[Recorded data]
------
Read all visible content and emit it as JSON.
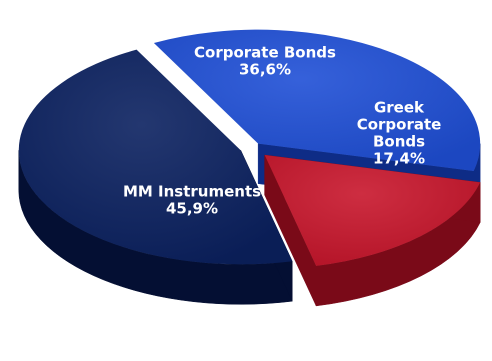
{
  "chart_data": {
    "type": "pie",
    "title": "",
    "slices": [
      {
        "label": "Corporate Bonds",
        "value_label": "36,6%",
        "value": 36.6,
        "color": "#1f4fd6",
        "side_color": "#0e2c86"
      },
      {
        "label": "Greek Corporate Bonds",
        "label_lines": [
          "Greek",
          "Corporate",
          "Bonds"
        ],
        "value_label": "17,4%",
        "value": 17.4,
        "color": "#c8162c",
        "side_color": "#7a0a18"
      },
      {
        "label": "MM Instruments",
        "value_label": "45,9%",
        "value": 45.9,
        "color": "#0b2160",
        "side_color": "#040f33"
      }
    ],
    "style": "3d-exploded",
    "legend": "none"
  }
}
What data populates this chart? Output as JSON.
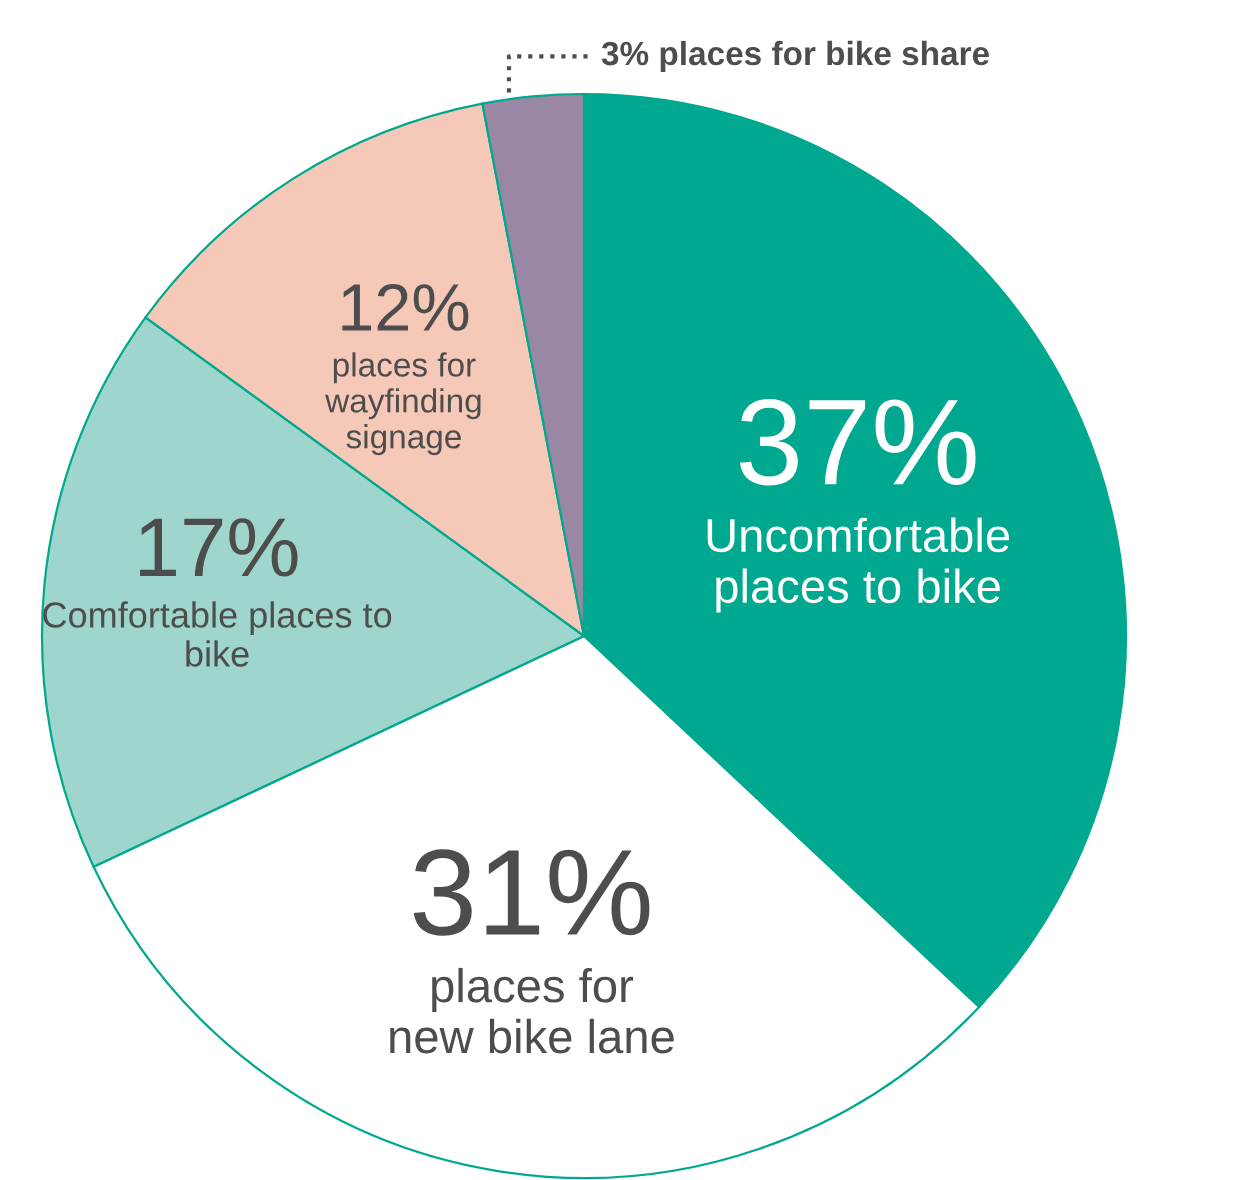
{
  "chart_data": {
    "type": "pie",
    "categories": [
      "Uncomfortable\nplaces to bike",
      "places for\nnew bike lane",
      "Comfortable places to\nbike",
      "places for\nwayfinding\nsignage",
      "places for bike share"
    ],
    "values": [
      37,
      31,
      17,
      12,
      3
    ],
    "value_labels": [
      "37%",
      "31%",
      "17%",
      "12%",
      "3%"
    ],
    "colors": [
      "#00a88f",
      "#ffffff",
      "#9ed5cc",
      "#f5c8b8",
      "#9a87a6"
    ],
    "legend": false
  }
}
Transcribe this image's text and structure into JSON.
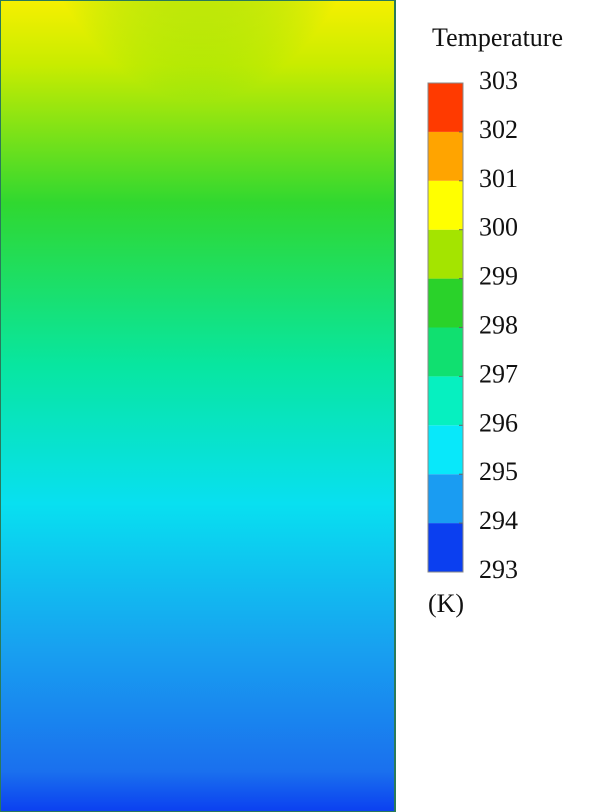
{
  "chart_data": {
    "type": "contour",
    "title": "Temperature",
    "unit_label": "(K)",
    "ylim": [
      293,
      303
    ],
    "yticks": [
      293,
      294,
      295,
      296,
      297,
      298,
      299,
      300,
      301,
      302,
      303
    ],
    "colors": [
      "#0b3ff0",
      "#1a9cf2",
      "#08e8fa",
      "#06f0c0",
      "#10e070",
      "#2ad22a",
      "#a4e400",
      "#ffff00",
      "#ffa400",
      "#ff3a00"
    ]
  }
}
------
- Directive: In the entries above, find each line with the word "JSON" and show it.

- Answer to the exercise:
Read all visible content and emit it as JSON.
What data populates this chart? Output as JSON.
Transcribe this image's text and structure into JSON.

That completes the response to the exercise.